• [Provided records]:
□ □ □
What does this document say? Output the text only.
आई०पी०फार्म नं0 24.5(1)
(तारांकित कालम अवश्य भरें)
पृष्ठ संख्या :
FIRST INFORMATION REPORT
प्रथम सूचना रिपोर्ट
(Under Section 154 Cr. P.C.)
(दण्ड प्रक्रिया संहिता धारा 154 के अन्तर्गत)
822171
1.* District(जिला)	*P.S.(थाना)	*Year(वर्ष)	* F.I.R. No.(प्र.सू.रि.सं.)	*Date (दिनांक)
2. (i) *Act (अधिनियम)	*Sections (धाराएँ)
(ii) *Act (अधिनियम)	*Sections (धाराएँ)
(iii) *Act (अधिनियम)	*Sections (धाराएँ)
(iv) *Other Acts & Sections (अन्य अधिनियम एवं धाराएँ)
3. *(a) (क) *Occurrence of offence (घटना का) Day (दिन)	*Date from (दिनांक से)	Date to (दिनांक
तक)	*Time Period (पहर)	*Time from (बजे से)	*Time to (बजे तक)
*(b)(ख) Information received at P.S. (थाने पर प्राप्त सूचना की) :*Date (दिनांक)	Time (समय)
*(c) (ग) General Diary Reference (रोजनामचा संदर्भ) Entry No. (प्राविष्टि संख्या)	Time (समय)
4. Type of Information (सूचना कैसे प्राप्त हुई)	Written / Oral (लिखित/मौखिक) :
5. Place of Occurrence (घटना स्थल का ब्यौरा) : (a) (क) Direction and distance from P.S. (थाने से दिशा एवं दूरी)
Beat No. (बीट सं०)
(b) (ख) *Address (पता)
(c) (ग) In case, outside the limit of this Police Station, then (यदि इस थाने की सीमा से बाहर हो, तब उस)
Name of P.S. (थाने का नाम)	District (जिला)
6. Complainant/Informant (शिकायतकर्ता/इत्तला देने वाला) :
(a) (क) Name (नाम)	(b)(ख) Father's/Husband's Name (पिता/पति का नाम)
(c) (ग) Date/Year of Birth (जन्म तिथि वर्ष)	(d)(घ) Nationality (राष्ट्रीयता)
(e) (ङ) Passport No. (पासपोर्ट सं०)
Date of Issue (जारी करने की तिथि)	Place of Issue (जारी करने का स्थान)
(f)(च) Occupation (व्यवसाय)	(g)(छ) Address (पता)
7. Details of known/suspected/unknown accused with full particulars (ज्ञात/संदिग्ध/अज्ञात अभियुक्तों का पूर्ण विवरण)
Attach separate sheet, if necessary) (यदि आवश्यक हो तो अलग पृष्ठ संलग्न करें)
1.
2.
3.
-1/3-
□ □ □
• [What is needed]:
Above are some records; extract every one of them exactly.

• [Reply]:
What does this document say? Output the text only.
आई०पी०फार्म नं0 24.5(1)
(तारांकित कालम अवश्य भरें)
पृष्ठ संख्या :
FIRST INFORMATION REPORT
प्रथम सूचना रिपोर्ट
(Under Section 154 Cr. P.C.)
(दण्ड प्रक्रिया संहिता धारा 154 के अन्तर्गत)
822171
1.* District(जिला)	*P.S.(थाना)	*Year(वर्ष)	* F.I.R. No.(प्र.सू.रि.सं.)	*Date (दिनांक)
2. (i) *Act (अधिनियम)	*Sections (धाराएँ)
(ii) *Act (अधिनियम)	*Sections (धाराएँ)
(iii) *Act (अधिनियम)	*Sections (धाराएँ)
(iv) *Other Acts & Sections (अन्य अधिनियम एवं धाराएँ)
3. *(a) (क) *Occurrence of offence (घटना का) Day (दिन)	*Date from (दिनांक से)	Date to (दिनांक
तक)	*Time Period (पहर)	*Time from (बजे से)	*Time to (बजे तक)
*(b)(ख) Information received at P.S. (थाने पर प्राप्त सूचना की) :*Date (दिनांक)	Time (समय)
*(c) (ग) General Diary Reference (रोजनामचा संदर्भ) Entry No. (प्राविष्टि संख्या)	Time (समय)
4. Type of Information (सूचना कैसे प्राप्त हुई)	Written / Oral (लिखित/मौखिक) :
5. Place of Occurrence (घटना स्थल का ब्यौरा) : (a) (क) Direction and distance from P.S. (थाने से दिशा एवं दूरी)
Beat No. (बीट सं०)
(b) (ख) *Address (पता)
(c) (ग) In case, outside the limit of this Police Station, then (यदि इस थाने की सीमा से बाहर हो, तब उस)
Name of P.S. (थाने का नाम)	District (जिला)
6. Complainant/Informant (शिकायतकर्ता/इत्तला देने वाला) :
(a) (क) Name (नाम)	(b)(ख) Father's/Husband's Name (पिता/पति का नाम)
(c) (ग) Date/Year of Birth (जन्म तिथि वर्ष)	(d)(घ) Nationality (राष्ट्रीयता)
(e) (ङ) Passport No. (पासपोर्ट सं०)
Date of Issue (जारी करने की तिथि)	Place of Issue (जारी करने का स्थान)
(f)(च) Occupation (व्यवसाय)	(g)(छ) Address (पता)
7. Details of known/suspected/unknown accused with full particulars (ज्ञात/संदिग्ध/अज्ञात अभियुक्तों का पूर्ण विवरण)
Attach separate sheet, if necessary) (यदि आवश्यक हो तो अलग पृष्ठ संलग्न करें)
1.
2.
3.
-1/3-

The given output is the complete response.